§ **JOB**:
Identify, in the records below, every line where the string "Forms" appears, and copy each such line.
** Begin RECORDS SUPPLIED **
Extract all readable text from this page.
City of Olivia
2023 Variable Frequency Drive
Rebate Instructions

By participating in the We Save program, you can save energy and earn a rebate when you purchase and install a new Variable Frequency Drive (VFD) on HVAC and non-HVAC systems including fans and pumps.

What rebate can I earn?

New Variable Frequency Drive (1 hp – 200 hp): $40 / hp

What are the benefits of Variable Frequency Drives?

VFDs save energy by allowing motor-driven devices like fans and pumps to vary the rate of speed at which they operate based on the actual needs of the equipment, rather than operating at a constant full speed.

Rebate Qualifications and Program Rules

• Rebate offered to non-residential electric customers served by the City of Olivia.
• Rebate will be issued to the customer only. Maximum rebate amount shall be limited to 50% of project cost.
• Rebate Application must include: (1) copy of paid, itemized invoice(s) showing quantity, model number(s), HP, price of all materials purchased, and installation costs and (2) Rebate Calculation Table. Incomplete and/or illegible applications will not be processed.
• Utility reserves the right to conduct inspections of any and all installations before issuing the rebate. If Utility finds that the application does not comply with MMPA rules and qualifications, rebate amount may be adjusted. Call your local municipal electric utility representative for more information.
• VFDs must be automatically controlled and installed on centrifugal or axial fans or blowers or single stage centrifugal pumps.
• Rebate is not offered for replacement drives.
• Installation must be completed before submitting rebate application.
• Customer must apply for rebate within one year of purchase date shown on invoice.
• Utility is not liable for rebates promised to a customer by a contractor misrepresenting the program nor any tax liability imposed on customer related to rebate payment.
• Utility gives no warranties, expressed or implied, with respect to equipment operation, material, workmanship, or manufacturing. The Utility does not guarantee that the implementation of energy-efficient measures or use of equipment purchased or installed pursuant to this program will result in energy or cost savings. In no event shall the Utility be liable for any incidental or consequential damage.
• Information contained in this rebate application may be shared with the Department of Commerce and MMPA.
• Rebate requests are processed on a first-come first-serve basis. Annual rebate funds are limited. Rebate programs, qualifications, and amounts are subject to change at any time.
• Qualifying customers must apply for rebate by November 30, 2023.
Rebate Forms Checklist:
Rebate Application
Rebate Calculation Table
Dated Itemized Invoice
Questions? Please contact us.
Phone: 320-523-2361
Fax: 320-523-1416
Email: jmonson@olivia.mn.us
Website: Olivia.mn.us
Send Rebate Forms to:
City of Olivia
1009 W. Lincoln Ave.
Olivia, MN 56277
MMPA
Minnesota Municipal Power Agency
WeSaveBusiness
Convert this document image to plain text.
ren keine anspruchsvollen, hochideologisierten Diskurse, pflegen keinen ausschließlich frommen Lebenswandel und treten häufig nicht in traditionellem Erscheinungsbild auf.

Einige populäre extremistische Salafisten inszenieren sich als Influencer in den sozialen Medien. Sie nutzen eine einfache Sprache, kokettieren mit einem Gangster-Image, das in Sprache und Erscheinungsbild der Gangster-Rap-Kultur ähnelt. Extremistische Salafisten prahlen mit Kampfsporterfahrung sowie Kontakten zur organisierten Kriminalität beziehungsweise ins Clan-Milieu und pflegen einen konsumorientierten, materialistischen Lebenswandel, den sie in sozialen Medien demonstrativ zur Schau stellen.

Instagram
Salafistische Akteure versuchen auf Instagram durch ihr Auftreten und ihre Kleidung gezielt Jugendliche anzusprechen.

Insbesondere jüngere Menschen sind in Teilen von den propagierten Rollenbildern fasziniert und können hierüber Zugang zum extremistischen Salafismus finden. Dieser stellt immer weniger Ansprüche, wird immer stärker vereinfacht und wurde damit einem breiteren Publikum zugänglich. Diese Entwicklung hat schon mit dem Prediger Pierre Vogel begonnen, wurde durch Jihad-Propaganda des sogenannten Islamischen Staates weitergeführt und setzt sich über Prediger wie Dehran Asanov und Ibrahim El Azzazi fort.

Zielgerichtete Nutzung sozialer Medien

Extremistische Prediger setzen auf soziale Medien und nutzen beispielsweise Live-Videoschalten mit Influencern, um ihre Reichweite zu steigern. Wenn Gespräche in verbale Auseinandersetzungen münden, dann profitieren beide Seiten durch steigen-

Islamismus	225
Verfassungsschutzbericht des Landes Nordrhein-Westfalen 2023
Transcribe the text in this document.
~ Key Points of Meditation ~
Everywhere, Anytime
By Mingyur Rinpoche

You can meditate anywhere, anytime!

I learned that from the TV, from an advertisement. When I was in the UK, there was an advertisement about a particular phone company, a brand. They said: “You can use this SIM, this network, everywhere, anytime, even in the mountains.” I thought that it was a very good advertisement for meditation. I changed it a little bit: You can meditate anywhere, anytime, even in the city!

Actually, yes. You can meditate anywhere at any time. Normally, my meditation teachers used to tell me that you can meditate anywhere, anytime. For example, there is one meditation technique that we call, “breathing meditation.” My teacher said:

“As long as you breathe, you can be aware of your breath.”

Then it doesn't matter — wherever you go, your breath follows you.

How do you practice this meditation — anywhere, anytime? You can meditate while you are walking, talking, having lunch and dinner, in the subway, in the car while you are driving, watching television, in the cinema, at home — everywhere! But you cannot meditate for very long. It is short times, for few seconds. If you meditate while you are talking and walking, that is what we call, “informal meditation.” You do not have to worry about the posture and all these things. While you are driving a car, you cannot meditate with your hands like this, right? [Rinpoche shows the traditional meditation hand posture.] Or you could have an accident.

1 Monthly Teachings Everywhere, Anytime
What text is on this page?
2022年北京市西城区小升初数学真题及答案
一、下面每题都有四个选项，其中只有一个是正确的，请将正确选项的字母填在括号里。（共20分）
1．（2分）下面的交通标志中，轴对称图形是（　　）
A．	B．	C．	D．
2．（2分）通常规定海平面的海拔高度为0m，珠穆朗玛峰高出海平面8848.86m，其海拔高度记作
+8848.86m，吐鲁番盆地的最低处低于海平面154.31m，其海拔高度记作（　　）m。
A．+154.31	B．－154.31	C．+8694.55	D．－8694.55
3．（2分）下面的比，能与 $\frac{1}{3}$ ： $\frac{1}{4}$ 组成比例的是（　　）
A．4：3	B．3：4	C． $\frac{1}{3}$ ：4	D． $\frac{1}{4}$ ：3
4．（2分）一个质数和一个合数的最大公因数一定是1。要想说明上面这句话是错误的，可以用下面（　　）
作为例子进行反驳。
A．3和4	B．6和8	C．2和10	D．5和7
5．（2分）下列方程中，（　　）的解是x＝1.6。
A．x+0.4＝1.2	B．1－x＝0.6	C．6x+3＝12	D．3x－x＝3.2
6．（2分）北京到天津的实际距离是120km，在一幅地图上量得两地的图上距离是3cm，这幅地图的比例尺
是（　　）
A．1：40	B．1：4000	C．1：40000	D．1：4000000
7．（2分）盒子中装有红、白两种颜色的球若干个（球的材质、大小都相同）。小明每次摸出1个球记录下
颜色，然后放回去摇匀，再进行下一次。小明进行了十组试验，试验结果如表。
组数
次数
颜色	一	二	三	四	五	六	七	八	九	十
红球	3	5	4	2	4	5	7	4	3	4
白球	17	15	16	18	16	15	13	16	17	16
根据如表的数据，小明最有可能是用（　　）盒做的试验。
** End RECORDS SUPPLIED **
§ **ANSWER TO THE EXERCISE**:
Rebate Forms Checklist:
Send Rebate Forms to:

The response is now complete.